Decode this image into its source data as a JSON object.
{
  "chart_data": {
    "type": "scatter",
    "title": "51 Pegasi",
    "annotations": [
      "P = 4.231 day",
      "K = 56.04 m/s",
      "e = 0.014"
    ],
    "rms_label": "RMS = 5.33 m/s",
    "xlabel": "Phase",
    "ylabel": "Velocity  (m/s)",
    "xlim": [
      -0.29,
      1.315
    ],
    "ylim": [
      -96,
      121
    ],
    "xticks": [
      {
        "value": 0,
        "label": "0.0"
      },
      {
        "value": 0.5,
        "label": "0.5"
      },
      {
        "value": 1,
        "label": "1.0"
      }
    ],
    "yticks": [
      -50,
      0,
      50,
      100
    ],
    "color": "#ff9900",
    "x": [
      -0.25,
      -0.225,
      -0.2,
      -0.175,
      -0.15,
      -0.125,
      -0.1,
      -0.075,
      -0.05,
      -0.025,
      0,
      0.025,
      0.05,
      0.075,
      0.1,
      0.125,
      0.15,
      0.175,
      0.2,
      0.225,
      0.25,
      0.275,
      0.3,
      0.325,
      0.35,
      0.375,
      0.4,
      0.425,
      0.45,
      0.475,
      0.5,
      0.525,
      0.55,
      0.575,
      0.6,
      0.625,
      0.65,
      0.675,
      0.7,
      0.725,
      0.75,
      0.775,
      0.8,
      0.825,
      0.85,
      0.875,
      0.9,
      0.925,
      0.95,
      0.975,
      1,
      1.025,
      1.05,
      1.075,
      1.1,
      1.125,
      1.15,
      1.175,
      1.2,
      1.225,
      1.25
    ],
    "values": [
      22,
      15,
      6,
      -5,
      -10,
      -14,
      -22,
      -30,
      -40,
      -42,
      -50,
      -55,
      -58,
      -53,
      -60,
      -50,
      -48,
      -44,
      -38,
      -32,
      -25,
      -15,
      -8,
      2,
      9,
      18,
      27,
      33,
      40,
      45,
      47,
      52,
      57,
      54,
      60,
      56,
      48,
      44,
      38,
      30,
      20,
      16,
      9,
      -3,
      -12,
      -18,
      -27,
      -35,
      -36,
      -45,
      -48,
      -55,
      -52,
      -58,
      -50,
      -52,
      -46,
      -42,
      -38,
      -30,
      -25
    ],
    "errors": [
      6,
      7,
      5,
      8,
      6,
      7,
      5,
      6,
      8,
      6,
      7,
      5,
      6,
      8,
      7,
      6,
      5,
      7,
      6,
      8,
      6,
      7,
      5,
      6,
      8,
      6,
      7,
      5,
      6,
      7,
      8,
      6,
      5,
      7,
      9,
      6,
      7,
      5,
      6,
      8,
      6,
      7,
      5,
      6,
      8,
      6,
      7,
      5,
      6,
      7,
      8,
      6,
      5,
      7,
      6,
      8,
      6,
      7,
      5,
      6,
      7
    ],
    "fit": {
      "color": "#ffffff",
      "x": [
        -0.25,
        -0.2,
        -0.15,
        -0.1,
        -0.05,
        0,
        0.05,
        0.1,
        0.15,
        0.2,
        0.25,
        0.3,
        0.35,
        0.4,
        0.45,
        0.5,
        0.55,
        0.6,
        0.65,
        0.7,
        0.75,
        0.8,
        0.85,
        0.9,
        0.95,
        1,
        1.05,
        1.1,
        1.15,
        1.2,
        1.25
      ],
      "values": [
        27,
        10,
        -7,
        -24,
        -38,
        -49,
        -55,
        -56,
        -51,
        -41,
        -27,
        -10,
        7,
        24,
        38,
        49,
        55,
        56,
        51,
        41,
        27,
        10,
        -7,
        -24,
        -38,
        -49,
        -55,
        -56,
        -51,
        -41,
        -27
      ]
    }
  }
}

□ □ □ □ □ □ □

** EXERCISE **
Copy out the material word for word and line for line.

** REPLY **
Decode this image into its source data as a JSON object.
{
  "chart_data": {
    "type": "scatter",
    "title": "51 Pegasi",
    "annotations": [
      "P = 4.231 day",
      "K = 56.04 m/s",
      "e = 0.014"
    ],
    "rms_label": "RMS = 5.33 m/s",
    "xlabel": "Phase",
    "ylabel": "Velocity  (m/s)",
    "xlim": [
      -0.29,
      1.315
    ],
    "ylim": [
      -96,
      121
    ],
    "xticks": [
      {
        "value": 0,
        "label": "0.0"
      },
      {
        "value": 0.5,
        "label": "0.5"
      },
      {
        "value": 1,
        "label": "1.0"
      }
    ],
    "yticks": [
      -50,
      0,
      50,
      100
    ],
    "color": "#ff9900",
    "x": [
      -0.25,
      -0.225,
      -0.2,
      -0.175,
      -0.15,
      -0.125,
      -0.1,
      -0.075,
      -0.05,
      -0.025,
      0,
      0.025,
      0.05,
      0.075,
      0.1,
      0.125,
      0.15,
      0.175,
      0.2,
      0.225,
      0.25,
      0.275,
      0.3,
      0.325,
      0.35,
      0.375,
      0.4,
      0.425,
      0.45,
      0.475,
      0.5,
      0.525,
      0.55,
      0.575,
      0.6,
      0.625,
      0.65,
      0.675,
      0.7,
      0.725,
      0.75,
      0.775,
      0.8,
      0.825,
      0.85,
      0.875,
      0.9,
      0.925,
      0.95,
      0.975,
      1,
      1.025,
      1.05,
      1.075,
      1.1,
      1.125,
      1.15,
      1.175,
      1.2,
      1.225,
      1.25
    ],
    "values": [
      22,
      15,
      6,
      -5,
      -10,
      -14,
      -22,
      -30,
      -40,
      -42,
      -50,
      -55,
      -58,
      -53,
      -60,
      -50,
      -48,
      -44,
      -38,
      -32,
      -25,
      -15,
      -8,
      2,
      9,
      18,
      27,
      33,
      40,
      45,
      47,
      52,
      57,
      54,
      60,
      56,
      48,
      44,
      38,
      30,
      20,
      16,
      9,
      -3,
      -12,
      -18,
      -27,
      -35,
      -36,
      -45,
      -48,
      -55,
      -52,
      -58,
      -50,
      -52,
      -46,
      -42,
      -38,
      -30,
      -25
    ],
    "errors": [
      6,
      7,
      5,
      8,
      6,
      7,
      5,
      6,
      8,
      6,
      7,
      5,
      6,
      8,
      7,
      6,
      5,
      7,
      6,
      8,
      6,
      7,
      5,
      6,
      8,
      6,
      7,
      5,
      6,
      7,
      8,
      6,
      5,
      7,
      9,
      6,
      7,
      5,
      6,
      8,
      6,
      7,
      5,
      6,
      8,
      6,
      7,
      5,
      6,
      7,
      8,
      6,
      5,
      7,
      6,
      8,
      6,
      7,
      5,
      6,
      7
    ],
    "fit": {
      "color": "#ffffff",
      "x": [
        -0.25,
        -0.2,
        -0.15,
        -0.1,
        -0.05,
        0,
        0.05,
        0.1,
        0.15,
        0.2,
        0.25,
        0.3,
        0.35,
        0.4,
        0.45,
        0.5,
        0.55,
        0.6,
        0.65,
        0.7,
        0.75,
        0.8,
        0.85,
        0.9,
        0.95,
        1,
        1.05,
        1.1,
        1.15,
        1.2,
        1.25
      ],
      "values": [
        27,
        10,
        -7,
        -24,
        -38,
        -49,
        -55,
        -56,
        -51,
        -41,
        -27,
        -10,
        7,
        24,
        38,
        49,
        55,
        56,
        51,
        41,
        27,
        10,
        -7,
        -24,
        -38,
        -49,
        -55,
        -56,
        -51,
        -41,
        -27
      ]
    }
  }
}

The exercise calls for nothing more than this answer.